BRIEF
Check each line of the data below for the word "shape", then extract the ones that have it.

--- BEGIN PROVIDED RECORDS ---

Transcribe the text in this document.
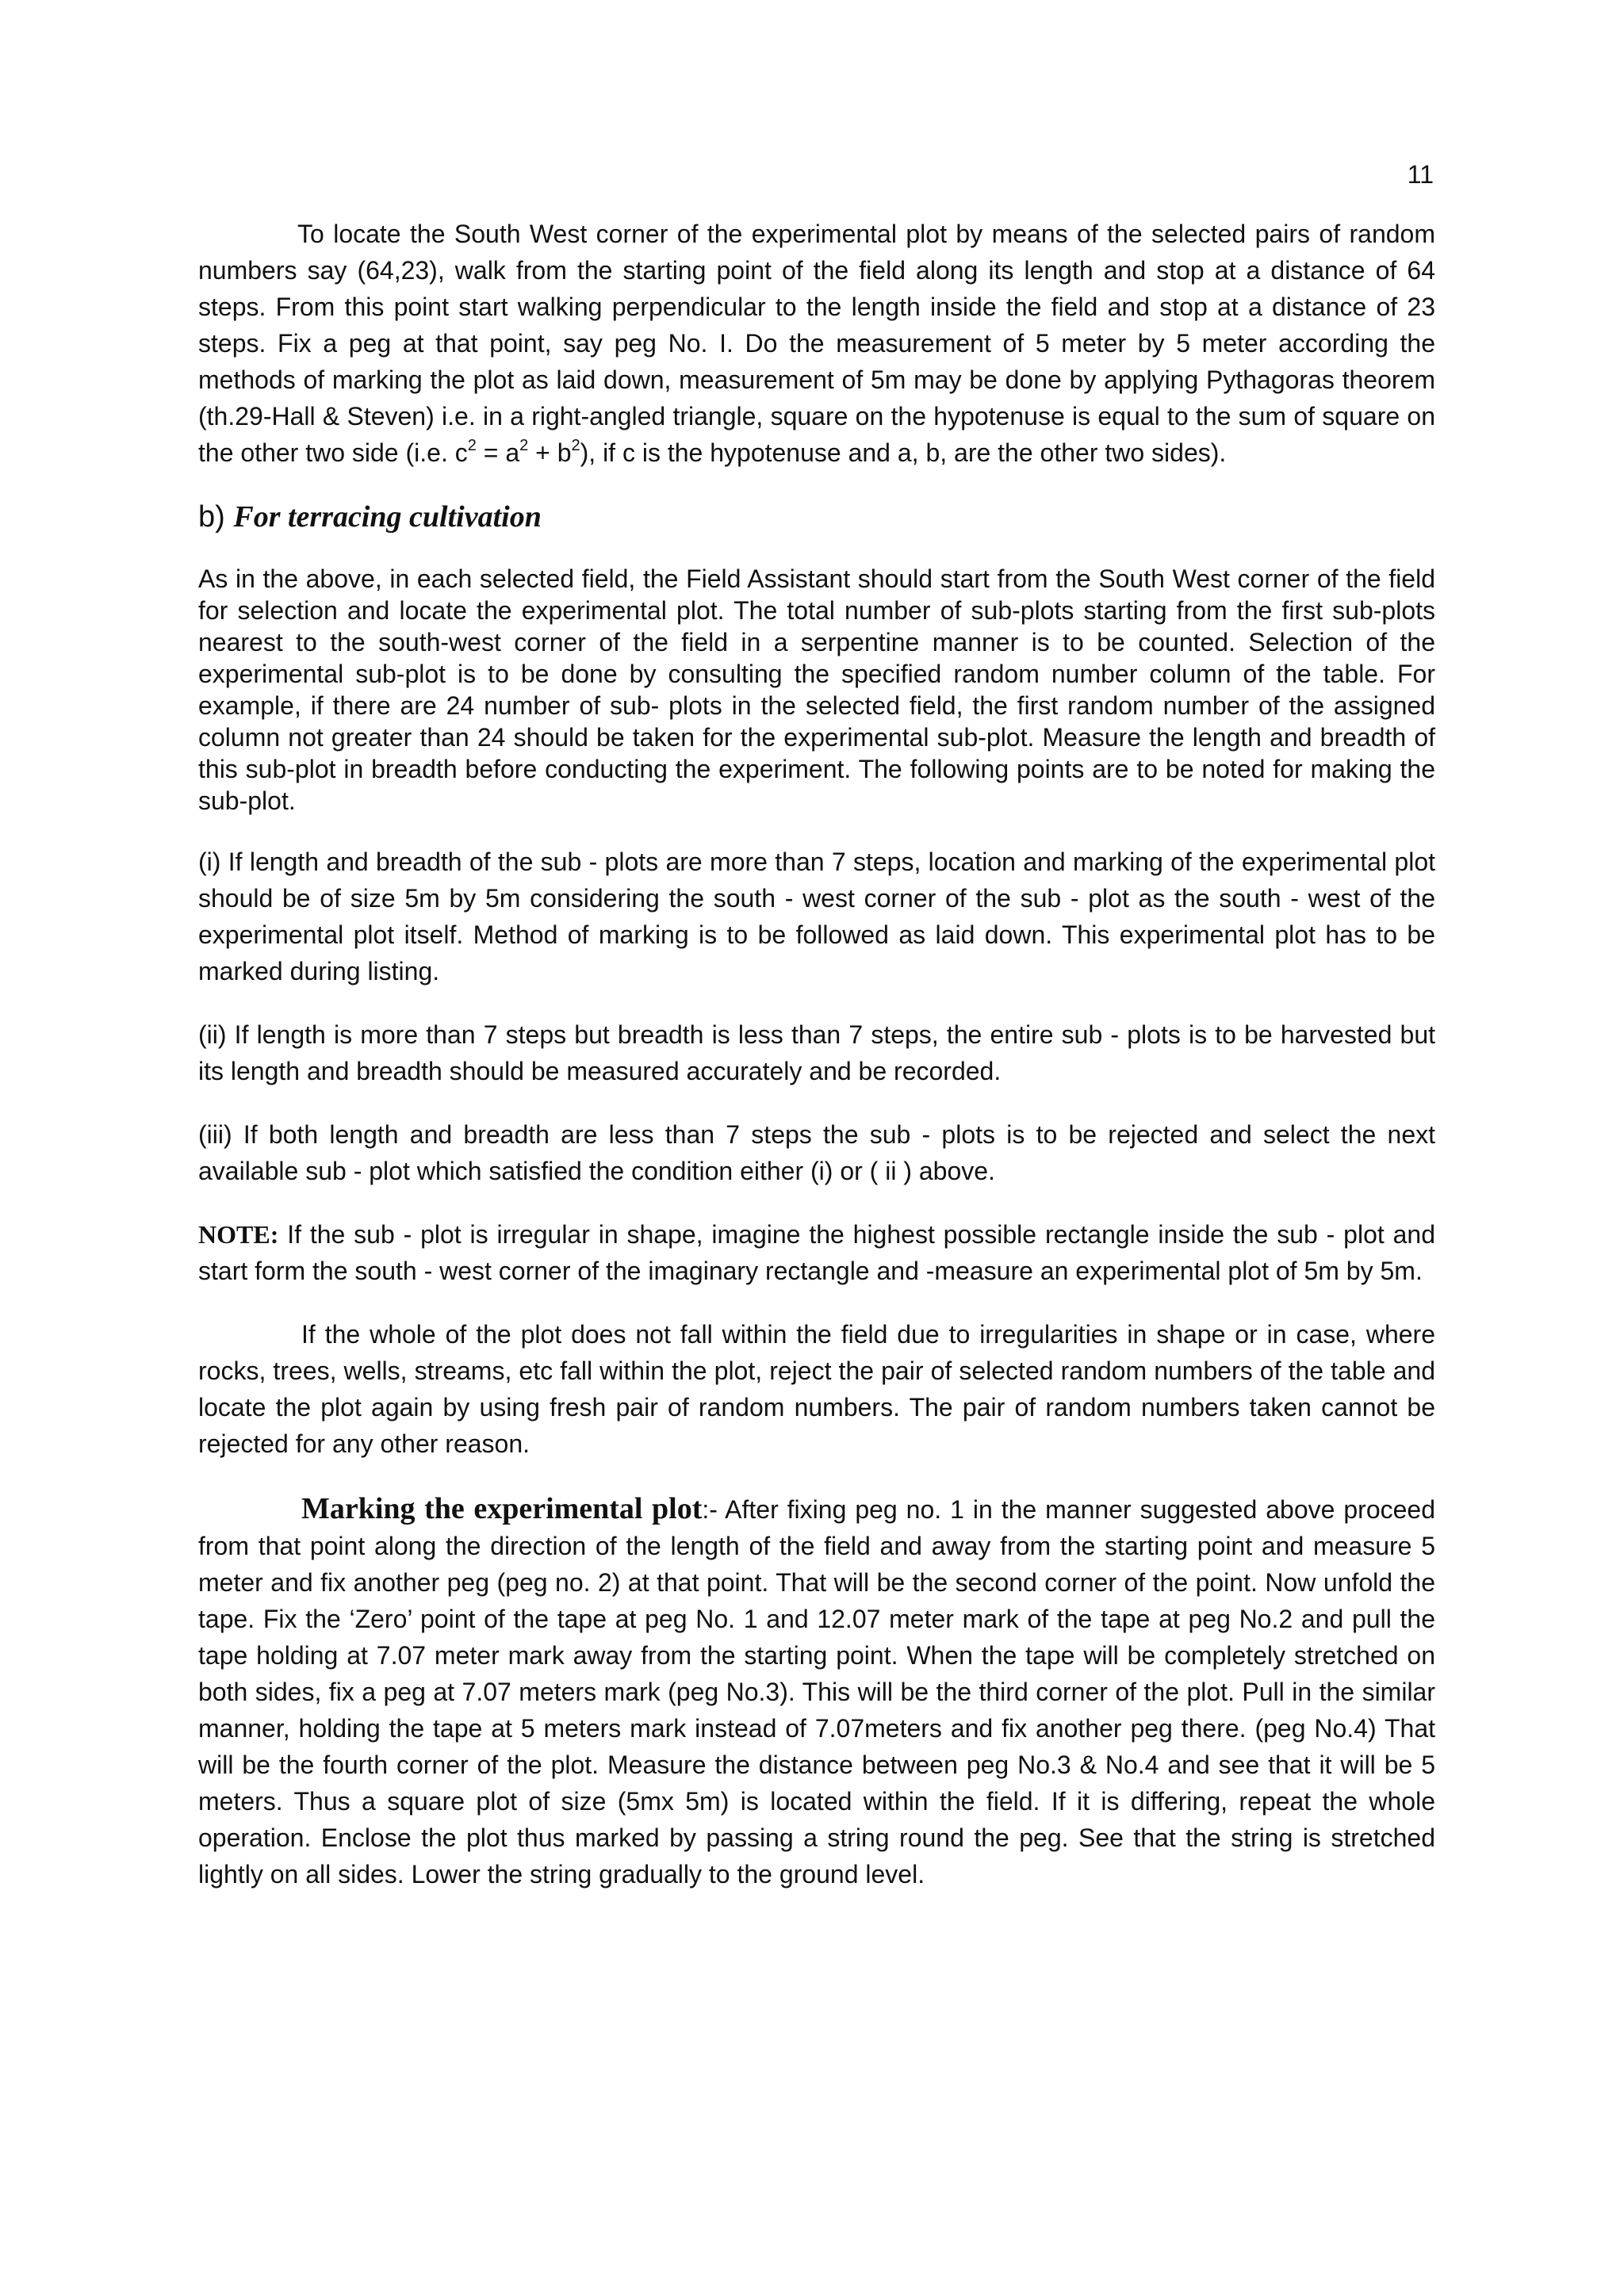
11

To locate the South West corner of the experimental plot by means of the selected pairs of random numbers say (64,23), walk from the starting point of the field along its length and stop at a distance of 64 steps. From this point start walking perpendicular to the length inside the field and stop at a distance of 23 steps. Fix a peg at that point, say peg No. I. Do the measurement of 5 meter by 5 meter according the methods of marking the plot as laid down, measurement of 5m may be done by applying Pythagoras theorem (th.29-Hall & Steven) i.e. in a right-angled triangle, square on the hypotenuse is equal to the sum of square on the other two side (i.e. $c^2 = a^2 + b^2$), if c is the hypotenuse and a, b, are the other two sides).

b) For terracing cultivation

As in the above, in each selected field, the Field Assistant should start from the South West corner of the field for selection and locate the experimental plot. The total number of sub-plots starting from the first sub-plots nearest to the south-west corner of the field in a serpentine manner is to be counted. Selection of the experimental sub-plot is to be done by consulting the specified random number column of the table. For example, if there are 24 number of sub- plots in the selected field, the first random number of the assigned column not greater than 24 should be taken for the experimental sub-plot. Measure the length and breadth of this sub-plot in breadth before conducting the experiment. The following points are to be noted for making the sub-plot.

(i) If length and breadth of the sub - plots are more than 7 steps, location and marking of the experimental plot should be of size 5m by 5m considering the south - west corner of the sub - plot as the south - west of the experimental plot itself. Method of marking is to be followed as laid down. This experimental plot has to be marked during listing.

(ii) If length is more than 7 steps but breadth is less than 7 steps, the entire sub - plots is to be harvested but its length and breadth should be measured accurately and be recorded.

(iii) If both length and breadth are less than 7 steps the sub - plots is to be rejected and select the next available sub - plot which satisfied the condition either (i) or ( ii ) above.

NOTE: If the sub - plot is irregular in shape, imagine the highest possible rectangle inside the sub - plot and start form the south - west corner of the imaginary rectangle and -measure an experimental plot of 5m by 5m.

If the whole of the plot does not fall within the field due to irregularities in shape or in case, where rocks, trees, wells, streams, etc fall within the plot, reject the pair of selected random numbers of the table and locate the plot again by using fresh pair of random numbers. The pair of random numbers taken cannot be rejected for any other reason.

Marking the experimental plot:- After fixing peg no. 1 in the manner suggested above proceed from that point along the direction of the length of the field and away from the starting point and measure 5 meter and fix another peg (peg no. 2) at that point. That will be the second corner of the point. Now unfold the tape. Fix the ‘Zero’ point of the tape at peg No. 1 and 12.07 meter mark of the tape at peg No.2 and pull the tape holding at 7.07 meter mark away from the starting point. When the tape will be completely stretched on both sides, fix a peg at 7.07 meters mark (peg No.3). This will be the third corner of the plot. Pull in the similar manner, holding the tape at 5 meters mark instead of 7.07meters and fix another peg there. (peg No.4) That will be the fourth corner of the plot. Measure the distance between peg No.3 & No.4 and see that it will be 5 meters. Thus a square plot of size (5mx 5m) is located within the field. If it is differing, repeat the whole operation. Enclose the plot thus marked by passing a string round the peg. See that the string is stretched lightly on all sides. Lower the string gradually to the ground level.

--- END PROVIDED RECORDS ---
--- BEGIN PROVIDED RECORDS ---

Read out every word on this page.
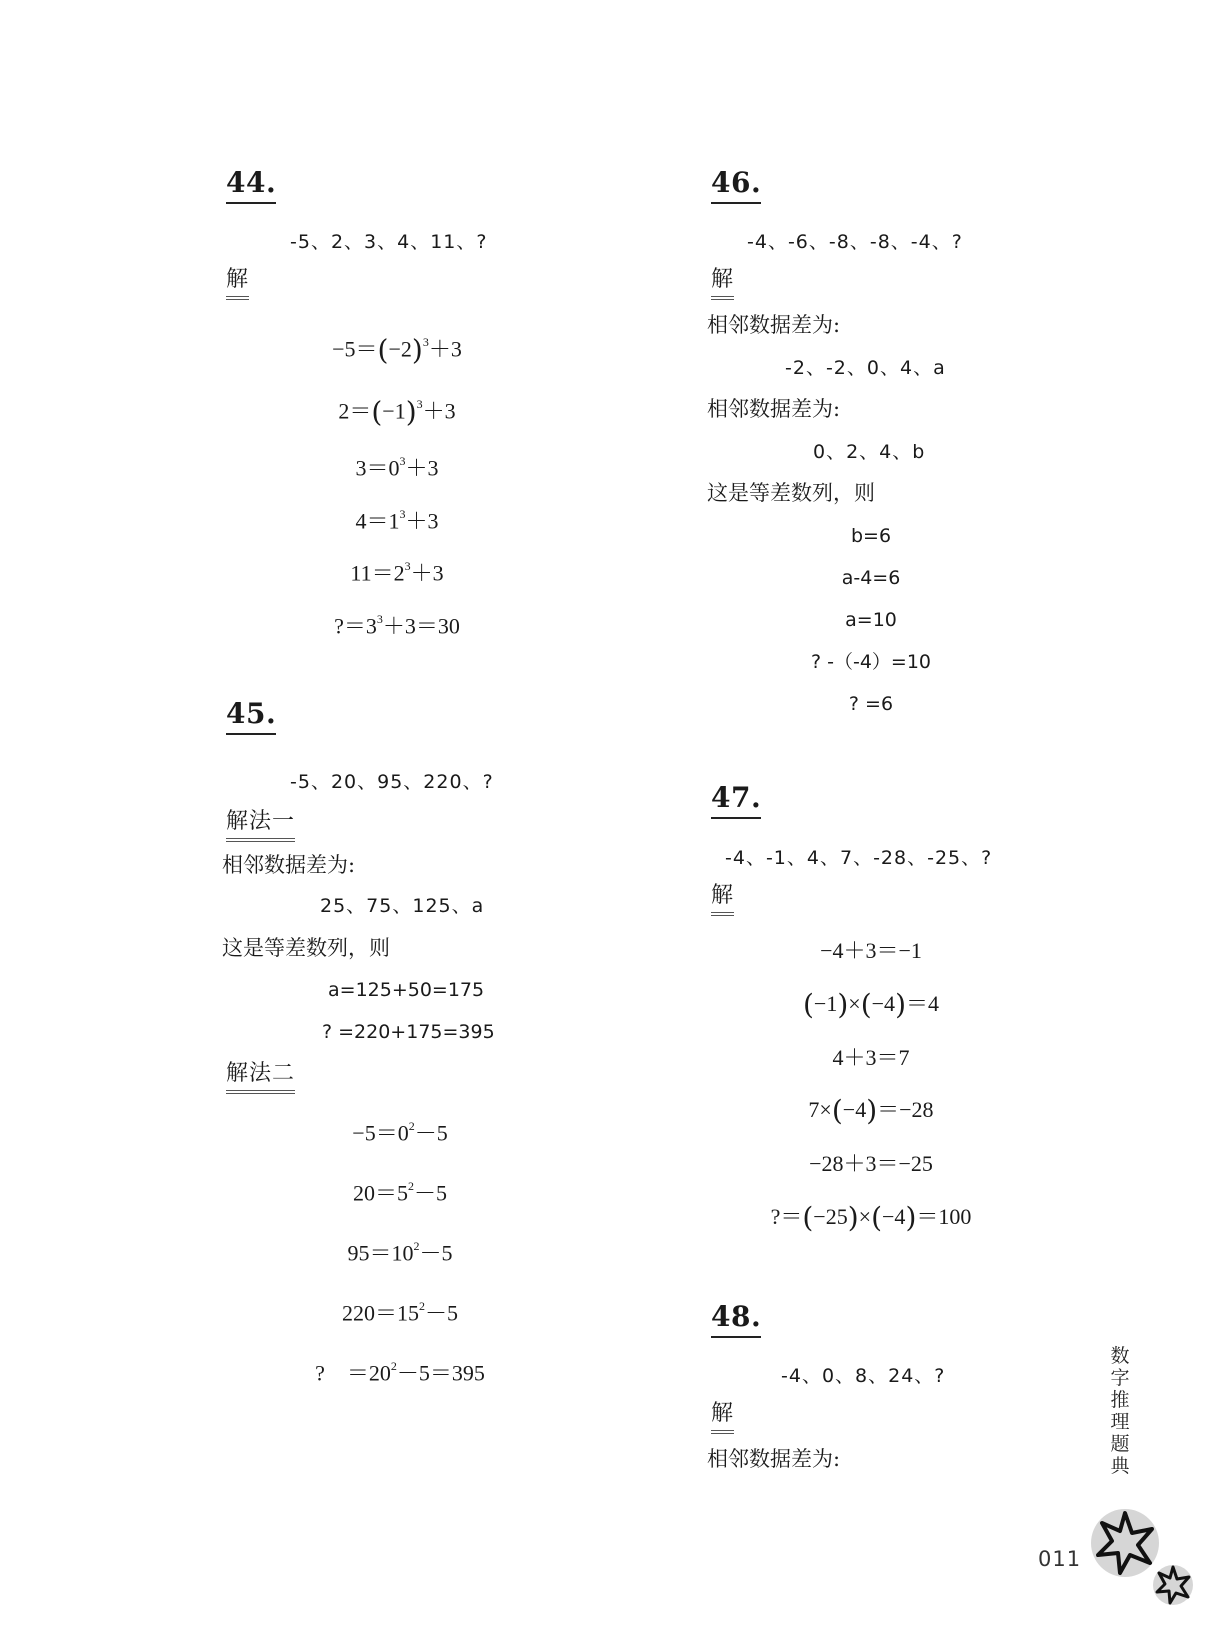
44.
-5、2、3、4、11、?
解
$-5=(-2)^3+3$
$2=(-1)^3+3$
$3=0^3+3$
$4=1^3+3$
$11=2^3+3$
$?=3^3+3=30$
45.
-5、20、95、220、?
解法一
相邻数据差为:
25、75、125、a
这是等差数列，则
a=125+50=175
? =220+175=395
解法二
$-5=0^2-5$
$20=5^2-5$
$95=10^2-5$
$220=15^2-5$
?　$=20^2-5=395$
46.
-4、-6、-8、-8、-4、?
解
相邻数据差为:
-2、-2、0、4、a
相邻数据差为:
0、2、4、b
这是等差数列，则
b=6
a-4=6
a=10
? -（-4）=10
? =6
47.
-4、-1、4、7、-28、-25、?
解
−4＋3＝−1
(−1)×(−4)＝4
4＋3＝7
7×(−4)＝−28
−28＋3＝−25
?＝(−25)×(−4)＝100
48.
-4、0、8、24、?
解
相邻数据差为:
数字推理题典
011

--- END PROVIDED RECORDS ---

RESULT FOR THIS EXERCISE
NOTE: If the sub - plot is irregular in shape, imagine the highest possible rectangle inside the sub - plot and start form the south - west corner of the imaginary rectangle and -measure an experimental plot of 5m by 5m.
If the whole of the plot does not fall within the field due to irregularities in shape or in case, where rocks, trees, wells, streams, etc fall within the plot, reject the pair of selected random numbers of the table and locate the plot again by using fresh pair of random numbers. The pair of random numbers taken cannot be rejected for any other reason.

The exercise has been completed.